--- BEGIN Records to use ---

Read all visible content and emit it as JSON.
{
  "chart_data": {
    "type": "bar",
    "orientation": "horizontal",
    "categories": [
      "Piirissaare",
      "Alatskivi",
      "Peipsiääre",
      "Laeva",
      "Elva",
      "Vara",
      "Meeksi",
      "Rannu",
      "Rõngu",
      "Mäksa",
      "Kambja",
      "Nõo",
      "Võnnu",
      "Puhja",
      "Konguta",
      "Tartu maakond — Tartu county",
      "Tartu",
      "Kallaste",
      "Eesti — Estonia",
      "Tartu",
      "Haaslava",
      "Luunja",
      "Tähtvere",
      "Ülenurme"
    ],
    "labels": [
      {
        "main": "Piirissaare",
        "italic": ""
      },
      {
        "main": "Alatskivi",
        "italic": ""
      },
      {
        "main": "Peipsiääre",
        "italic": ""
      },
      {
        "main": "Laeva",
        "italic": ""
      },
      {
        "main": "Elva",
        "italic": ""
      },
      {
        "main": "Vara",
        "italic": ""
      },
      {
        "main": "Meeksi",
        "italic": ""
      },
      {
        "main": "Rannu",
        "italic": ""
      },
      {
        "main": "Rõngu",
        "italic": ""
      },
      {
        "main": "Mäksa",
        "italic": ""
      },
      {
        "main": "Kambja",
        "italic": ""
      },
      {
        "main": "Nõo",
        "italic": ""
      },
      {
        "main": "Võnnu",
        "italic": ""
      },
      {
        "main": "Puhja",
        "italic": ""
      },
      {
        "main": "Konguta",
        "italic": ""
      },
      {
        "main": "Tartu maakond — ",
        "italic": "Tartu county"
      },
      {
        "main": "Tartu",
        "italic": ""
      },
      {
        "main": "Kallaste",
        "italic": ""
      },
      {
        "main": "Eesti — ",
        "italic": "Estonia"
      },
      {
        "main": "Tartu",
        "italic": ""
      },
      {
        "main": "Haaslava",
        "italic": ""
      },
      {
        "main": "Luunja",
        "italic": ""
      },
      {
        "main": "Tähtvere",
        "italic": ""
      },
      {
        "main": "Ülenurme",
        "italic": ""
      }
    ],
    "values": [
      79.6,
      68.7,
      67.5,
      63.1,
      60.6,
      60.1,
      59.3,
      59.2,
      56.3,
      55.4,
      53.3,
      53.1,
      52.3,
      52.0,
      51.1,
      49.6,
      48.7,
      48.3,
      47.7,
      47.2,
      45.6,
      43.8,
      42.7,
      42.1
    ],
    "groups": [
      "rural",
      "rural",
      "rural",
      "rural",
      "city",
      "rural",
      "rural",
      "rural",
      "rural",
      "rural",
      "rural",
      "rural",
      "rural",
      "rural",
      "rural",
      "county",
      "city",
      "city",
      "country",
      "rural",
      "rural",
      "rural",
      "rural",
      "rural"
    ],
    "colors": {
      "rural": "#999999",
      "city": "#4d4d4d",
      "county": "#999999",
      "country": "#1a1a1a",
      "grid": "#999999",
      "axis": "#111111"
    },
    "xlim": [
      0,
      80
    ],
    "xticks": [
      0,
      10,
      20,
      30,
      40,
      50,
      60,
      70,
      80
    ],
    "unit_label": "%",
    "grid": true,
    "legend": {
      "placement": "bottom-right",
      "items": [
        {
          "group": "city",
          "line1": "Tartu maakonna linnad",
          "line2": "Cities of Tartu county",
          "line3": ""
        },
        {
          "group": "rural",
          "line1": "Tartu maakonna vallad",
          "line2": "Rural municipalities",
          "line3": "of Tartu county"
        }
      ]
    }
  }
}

--- END Records to use ---

Exercise description:
Set all of the records down again, exactly as they stand.

Written solution:
Read all visible content and emit it as JSON.
{
  "chart_data": {
    "type": "bar",
    "orientation": "horizontal",
    "categories": [
      "Piirissaare",
      "Alatskivi",
      "Peipsiääre",
      "Laeva",
      "Elva",
      "Vara",
      "Meeksi",
      "Rannu",
      "Rõngu",
      "Mäksa",
      "Kambja",
      "Nõo",
      "Võnnu",
      "Puhja",
      "Konguta",
      "Tartu maakond — Tartu county",
      "Tartu",
      "Kallaste",
      "Eesti — Estonia",
      "Tartu",
      "Haaslava",
      "Luunja",
      "Tähtvere",
      "Ülenurme"
    ],
    "labels": [
      {
        "main": "Piirissaare",
        "italic": ""
      },
      {
        "main": "Alatskivi",
        "italic": ""
      },
      {
        "main": "Peipsiääre",
        "italic": ""
      },
      {
        "main": "Laeva",
        "italic": ""
      },
      {
        "main": "Elva",
        "italic": ""
      },
      {
        "main": "Vara",
        "italic": ""
      },
      {
        "main": "Meeksi",
        "italic": ""
      },
      {
        "main": "Rannu",
        "italic": ""
      },
      {
        "main": "Rõngu",
        "italic": ""
      },
      {
        "main": "Mäksa",
        "italic": ""
      },
      {
        "main": "Kambja",
        "italic": ""
      },
      {
        "main": "Nõo",
        "italic": ""
      },
      {
        "main": "Võnnu",
        "italic": ""
      },
      {
        "main": "Puhja",
        "italic": ""
      },
      {
        "main": "Konguta",
        "italic": ""
      },
      {
        "main": "Tartu maakond — ",
        "italic": "Tartu county"
      },
      {
        "main": "Tartu",
        "italic": ""
      },
      {
        "main": "Kallaste",
        "italic": ""
      },
      {
        "main": "Eesti — ",
        "italic": "Estonia"
      },
      {
        "main": "Tartu",
        "italic": ""
      },
      {
        "main": "Haaslava",
        "italic": ""
      },
      {
        "main": "Luunja",
        "italic": ""
      },
      {
        "main": "Tähtvere",
        "italic": ""
      },
      {
        "main": "Ülenurme",
        "italic": ""
      }
    ],
    "values": [
      79.6,
      68.7,
      67.5,
      63.1,
      60.6,
      60.1,
      59.3,
      59.2,
      56.3,
      55.4,
      53.3,
      53.1,
      52.3,
      52.0,
      51.1,
      49.6,
      48.7,
      48.3,
      47.7,
      47.2,
      45.6,
      43.8,
      42.7,
      42.1
    ],
    "groups": [
      "rural",
      "rural",
      "rural",
      "rural",
      "city",
      "rural",
      "rural",
      "rural",
      "rural",
      "rural",
      "rural",
      "rural",
      "rural",
      "rural",
      "rural",
      "county",
      "city",
      "city",
      "country",
      "rural",
      "rural",
      "rural",
      "rural",
      "rural"
    ],
    "colors": {
      "rural": "#999999",
      "city": "#4d4d4d",
      "county": "#999999",
      "country": "#1a1a1a",
      "grid": "#999999",
      "axis": "#111111"
    },
    "xlim": [
      0,
      80
    ],
    "xticks": [
      0,
      10,
      20,
      30,
      40,
      50,
      60,
      70,
      80
    ],
    "unit_label": "%",
    "grid": true,
    "legend": {
      "placement": "bottom-right",
      "items": [
        {
          "group": "city",
          "line1": "Tartu maakonna linnad",
          "line2": "Cities of Tartu county",
          "line3": ""
        },
        {
          "group": "rural",
          "line1": "Tartu maakonna vallad",
          "line2": "Rural municipalities",
          "line3": "of Tartu county"
        }
      ]
    }
  }
}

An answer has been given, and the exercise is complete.